(begin)
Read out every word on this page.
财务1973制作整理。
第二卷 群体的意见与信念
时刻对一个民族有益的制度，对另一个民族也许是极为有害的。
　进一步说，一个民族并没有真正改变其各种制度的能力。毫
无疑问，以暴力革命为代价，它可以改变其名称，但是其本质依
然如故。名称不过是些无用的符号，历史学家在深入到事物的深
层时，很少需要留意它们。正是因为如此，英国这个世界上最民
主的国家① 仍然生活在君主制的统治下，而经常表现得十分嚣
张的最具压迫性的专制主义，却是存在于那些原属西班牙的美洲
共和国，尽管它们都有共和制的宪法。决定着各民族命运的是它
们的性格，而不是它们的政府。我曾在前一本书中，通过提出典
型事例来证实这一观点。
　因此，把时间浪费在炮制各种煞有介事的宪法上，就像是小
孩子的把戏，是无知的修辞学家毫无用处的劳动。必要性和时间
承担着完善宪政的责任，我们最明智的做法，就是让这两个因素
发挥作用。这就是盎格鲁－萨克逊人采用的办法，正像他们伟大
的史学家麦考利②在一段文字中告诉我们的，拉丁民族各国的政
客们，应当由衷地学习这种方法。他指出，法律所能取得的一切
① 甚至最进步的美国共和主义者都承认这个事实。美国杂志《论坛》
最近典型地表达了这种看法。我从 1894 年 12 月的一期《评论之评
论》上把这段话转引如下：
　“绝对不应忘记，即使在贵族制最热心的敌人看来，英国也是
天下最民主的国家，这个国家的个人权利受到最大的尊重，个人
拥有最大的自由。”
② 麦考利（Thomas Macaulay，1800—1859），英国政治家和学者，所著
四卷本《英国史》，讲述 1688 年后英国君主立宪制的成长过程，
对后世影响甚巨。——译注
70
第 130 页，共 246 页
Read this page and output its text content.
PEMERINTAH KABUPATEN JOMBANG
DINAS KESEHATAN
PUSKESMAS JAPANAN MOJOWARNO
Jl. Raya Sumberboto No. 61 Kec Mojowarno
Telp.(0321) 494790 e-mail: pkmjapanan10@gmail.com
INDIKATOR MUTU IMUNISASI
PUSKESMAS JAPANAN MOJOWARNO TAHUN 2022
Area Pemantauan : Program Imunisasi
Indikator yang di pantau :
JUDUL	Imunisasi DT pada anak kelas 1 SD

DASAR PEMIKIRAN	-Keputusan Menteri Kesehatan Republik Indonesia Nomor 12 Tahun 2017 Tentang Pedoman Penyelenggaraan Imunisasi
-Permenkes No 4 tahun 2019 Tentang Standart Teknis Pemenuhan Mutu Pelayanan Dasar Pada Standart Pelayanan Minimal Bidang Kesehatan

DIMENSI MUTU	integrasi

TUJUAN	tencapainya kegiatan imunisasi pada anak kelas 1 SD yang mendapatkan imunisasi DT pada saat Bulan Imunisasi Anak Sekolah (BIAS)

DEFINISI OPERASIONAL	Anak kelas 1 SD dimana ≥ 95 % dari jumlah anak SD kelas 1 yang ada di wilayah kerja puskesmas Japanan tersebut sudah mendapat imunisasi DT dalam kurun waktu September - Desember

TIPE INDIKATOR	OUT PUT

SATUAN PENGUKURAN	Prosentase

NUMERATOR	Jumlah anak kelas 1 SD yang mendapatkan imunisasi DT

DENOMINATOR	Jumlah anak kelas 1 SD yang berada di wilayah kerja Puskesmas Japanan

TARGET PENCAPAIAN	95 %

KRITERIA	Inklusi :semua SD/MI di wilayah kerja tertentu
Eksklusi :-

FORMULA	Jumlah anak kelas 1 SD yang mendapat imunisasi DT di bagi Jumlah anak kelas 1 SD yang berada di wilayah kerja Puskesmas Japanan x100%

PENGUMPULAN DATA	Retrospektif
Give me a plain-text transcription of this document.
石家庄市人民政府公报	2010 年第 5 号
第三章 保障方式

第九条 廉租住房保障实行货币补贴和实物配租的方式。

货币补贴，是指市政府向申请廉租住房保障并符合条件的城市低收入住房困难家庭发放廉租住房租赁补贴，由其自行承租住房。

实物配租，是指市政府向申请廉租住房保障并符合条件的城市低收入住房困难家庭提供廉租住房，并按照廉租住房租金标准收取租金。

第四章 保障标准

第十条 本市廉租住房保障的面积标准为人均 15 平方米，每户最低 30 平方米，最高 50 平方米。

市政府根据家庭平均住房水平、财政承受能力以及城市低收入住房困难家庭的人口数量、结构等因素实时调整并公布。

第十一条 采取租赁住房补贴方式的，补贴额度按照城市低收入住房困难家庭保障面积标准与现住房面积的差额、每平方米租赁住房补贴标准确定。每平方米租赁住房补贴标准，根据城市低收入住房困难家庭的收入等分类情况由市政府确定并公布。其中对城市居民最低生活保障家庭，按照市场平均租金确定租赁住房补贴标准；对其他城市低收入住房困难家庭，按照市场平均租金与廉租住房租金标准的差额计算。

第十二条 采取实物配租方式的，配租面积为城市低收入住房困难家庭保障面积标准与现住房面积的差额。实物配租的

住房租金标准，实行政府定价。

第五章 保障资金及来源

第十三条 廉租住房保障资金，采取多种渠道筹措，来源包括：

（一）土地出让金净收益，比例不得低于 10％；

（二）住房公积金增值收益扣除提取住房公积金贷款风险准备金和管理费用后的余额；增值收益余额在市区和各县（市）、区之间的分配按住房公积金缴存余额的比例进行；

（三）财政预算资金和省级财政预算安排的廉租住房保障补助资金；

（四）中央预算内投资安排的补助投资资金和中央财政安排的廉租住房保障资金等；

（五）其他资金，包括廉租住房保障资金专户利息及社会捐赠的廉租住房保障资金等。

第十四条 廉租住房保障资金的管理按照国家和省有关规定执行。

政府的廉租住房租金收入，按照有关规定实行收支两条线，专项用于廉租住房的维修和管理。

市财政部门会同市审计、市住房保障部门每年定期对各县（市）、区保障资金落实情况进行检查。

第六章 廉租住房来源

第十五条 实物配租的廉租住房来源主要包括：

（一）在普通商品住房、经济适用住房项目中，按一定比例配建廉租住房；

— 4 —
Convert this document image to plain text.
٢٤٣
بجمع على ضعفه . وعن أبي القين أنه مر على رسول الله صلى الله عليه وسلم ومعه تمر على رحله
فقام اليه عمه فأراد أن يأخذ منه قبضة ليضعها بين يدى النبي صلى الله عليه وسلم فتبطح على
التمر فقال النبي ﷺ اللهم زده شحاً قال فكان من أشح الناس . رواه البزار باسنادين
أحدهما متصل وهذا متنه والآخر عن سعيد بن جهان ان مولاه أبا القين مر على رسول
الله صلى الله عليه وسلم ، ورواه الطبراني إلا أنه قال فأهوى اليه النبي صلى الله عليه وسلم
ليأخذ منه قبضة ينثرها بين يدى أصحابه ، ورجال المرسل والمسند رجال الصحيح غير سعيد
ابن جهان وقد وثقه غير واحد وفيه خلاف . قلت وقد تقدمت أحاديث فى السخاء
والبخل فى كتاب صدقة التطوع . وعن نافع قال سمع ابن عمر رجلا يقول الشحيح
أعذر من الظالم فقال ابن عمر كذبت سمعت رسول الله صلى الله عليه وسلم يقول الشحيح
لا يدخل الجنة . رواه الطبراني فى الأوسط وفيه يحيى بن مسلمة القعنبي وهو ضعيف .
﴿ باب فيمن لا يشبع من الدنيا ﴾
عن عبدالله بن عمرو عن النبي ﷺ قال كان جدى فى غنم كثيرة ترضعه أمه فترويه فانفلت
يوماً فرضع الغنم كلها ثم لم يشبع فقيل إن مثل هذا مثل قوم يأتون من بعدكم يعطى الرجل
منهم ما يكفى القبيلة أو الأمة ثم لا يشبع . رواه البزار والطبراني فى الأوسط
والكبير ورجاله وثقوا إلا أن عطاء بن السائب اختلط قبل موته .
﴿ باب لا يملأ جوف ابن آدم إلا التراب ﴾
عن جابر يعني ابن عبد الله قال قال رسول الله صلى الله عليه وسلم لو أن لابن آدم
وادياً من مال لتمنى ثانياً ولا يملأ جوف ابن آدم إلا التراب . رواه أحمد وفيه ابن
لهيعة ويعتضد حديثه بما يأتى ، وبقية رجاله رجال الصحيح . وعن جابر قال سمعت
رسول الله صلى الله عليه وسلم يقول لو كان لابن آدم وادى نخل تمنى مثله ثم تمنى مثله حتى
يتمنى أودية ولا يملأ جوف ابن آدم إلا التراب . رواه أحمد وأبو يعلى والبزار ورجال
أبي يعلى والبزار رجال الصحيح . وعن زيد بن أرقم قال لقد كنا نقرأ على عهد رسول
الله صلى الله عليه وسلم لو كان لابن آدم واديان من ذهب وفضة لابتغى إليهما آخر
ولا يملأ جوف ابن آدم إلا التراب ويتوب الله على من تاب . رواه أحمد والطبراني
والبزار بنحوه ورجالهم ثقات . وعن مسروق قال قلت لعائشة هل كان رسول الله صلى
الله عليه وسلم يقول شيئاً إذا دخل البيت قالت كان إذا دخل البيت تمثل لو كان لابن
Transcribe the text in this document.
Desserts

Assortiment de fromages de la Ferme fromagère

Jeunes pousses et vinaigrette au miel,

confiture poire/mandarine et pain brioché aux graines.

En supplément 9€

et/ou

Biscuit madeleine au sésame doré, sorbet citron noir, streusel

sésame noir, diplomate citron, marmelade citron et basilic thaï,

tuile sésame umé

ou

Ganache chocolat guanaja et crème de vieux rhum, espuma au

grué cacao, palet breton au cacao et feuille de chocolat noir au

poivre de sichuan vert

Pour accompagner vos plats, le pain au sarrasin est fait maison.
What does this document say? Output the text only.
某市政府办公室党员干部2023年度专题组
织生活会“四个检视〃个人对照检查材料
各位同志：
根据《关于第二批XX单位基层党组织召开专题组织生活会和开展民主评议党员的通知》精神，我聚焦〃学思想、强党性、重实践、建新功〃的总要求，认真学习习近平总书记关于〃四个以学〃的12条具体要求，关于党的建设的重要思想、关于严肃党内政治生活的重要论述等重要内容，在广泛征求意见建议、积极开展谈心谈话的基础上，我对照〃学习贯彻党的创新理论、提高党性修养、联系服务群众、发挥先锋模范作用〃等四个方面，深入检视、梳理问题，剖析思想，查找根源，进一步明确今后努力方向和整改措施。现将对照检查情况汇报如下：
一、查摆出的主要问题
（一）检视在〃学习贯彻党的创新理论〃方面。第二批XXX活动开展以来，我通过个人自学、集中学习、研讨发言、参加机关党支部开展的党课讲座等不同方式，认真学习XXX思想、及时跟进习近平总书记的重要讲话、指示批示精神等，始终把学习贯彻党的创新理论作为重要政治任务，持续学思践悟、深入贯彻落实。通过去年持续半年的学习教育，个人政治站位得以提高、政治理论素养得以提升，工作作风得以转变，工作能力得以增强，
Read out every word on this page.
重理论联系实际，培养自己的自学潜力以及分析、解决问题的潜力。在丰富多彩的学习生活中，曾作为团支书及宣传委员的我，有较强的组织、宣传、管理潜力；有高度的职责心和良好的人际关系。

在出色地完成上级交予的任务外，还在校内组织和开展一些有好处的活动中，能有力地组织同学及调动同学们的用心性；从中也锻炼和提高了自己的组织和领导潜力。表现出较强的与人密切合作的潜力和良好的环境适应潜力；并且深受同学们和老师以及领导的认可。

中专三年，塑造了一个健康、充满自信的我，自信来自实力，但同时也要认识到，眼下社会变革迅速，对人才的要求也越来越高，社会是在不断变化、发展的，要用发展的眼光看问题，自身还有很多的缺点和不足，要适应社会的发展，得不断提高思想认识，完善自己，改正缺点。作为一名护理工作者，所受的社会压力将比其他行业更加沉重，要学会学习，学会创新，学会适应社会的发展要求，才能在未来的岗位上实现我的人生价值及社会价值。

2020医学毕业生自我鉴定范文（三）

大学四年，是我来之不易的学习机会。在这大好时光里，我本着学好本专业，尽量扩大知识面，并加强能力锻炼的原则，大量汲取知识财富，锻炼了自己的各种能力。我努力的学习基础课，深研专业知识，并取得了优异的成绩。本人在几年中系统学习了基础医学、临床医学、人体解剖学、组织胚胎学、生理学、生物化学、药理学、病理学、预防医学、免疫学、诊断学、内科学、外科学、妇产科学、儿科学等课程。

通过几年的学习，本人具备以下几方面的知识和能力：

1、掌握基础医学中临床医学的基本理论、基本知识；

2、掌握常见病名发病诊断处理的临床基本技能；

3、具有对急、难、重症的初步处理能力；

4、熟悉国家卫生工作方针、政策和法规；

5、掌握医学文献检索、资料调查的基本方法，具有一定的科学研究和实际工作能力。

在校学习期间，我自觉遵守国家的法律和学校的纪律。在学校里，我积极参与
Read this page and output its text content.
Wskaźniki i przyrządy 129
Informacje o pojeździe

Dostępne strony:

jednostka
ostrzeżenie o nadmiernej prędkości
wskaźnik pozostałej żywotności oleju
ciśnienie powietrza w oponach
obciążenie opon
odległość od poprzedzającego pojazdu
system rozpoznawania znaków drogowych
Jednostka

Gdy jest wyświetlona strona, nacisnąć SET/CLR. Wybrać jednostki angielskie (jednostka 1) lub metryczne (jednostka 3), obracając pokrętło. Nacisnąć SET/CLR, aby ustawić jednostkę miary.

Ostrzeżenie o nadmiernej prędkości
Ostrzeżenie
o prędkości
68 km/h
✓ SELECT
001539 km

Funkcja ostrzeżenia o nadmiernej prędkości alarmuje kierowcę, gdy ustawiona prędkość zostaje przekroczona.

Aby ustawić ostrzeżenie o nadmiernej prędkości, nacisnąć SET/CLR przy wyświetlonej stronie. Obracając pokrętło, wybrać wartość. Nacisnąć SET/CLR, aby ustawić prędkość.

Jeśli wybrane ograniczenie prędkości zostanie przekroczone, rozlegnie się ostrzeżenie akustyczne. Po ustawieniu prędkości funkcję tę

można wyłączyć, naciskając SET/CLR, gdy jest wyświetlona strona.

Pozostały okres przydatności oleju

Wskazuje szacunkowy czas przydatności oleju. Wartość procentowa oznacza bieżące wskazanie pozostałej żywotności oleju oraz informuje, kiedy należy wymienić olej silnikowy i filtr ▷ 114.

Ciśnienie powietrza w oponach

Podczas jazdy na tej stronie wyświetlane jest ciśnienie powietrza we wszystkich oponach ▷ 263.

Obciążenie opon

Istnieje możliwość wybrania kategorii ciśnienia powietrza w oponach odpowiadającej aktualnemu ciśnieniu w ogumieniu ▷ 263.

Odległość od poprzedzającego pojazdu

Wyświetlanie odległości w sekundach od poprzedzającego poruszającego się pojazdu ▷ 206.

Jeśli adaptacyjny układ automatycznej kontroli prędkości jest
(end)
Task to complete
Pull out every line in the material above where "أحمد" occurs.

Task result
وادياً من مال لتمنى ثانياً ولا يملأ جوف ابن آدم إلا التراب . رواه أحمد وفيه ابن
يتمنى أودية ولا يملأ جوف ابن آدم إلا التراب . رواه أحمد وأبو يعلى والبزار ورجال
ولا يملأ جوف ابن آدم إلا التراب ويتوب الله على من تاب . رواه أحمد والطبراني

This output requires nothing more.